▶ [EXTRACTED DATA]
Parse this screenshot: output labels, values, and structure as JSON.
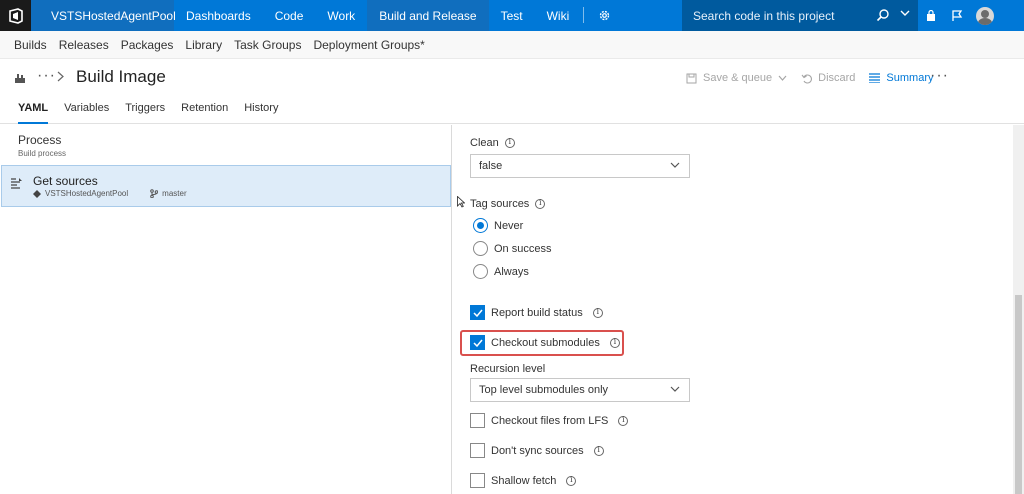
{
  "topbar": {
    "project": "VSTSHostedAgentPool",
    "nav": [
      "Dashboards",
      "Code",
      "Work",
      "Build and Release",
      "Test",
      "Wiki"
    ],
    "active_nav": "Build and Release",
    "search_placeholder": "Search code in this project",
    "brand_color": "#0078d7"
  },
  "subnav": [
    "Builds",
    "Releases",
    "Packages",
    "Library",
    "Task Groups",
    "Deployment Groups*"
  ],
  "header": {
    "title": "Build Image",
    "save_queue": "Save & queue",
    "discard": "Discard",
    "summary": "Summary"
  },
  "tabs": [
    "YAML",
    "Variables",
    "Triggers",
    "Retention",
    "History"
  ],
  "active_tab": "YAML",
  "left": {
    "process_title": "Process",
    "process_sub": "Build process",
    "get_sources": "Get sources",
    "pool": "VSTSHostedAgentPool",
    "branch": "master"
  },
  "right": {
    "clean_label": "Clean",
    "clean_value": "false",
    "tag_label": "Tag sources",
    "tag_options": [
      "Never",
      "On success",
      "Always"
    ],
    "tag_selected": "Never",
    "report_build_status": "Report build status",
    "checkout_submodules": "Checkout submodules",
    "recursion_label": "Recursion level",
    "recursion_value": "Top level submodules only",
    "checkout_lfs": "Checkout files from LFS",
    "dont_sync": "Don't sync sources",
    "shallow_fetch": "Shallow fetch",
    "report_checked": true,
    "submodules_checked": true,
    "lfs_checked": false,
    "dont_sync_checked": false,
    "shallow_checked": false
  }
}
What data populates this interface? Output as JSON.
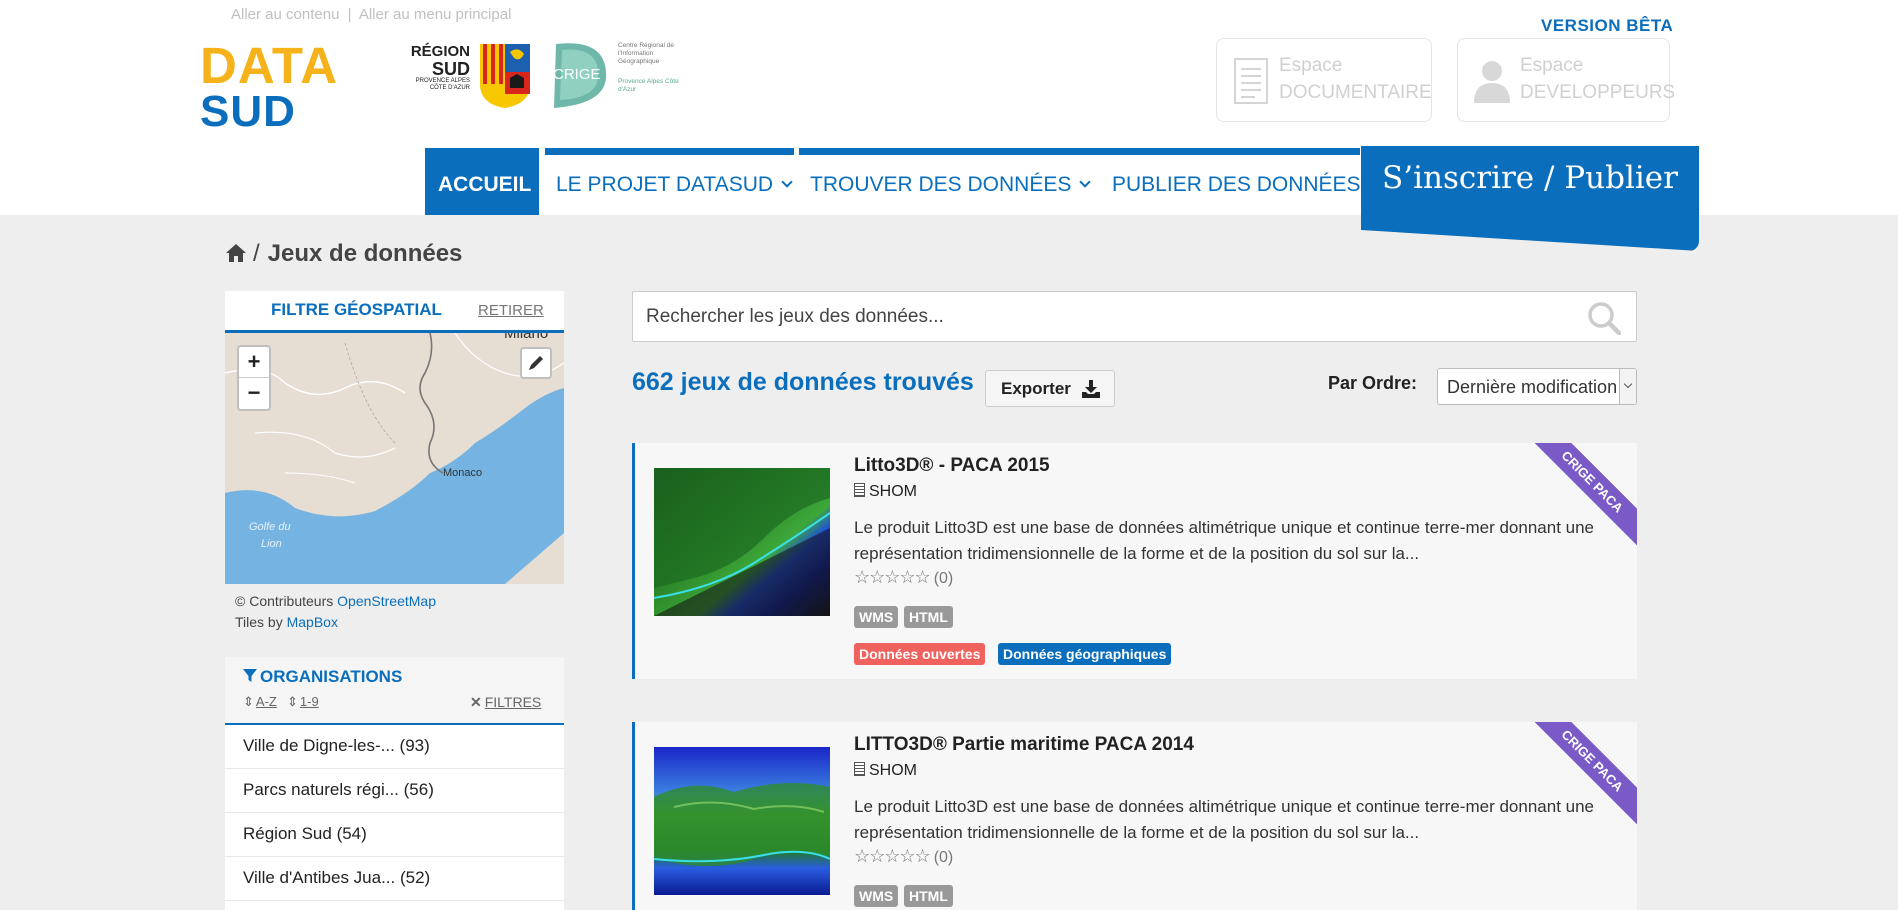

▶ [PROBLEM DETAILS]
Check each line above for the word "JSON" and copy the ones that have it.

▶ [RESPONSE]
Parse this screenshot: output labels, values, and structure as JSON.
What data populates this interface? Output as JSON.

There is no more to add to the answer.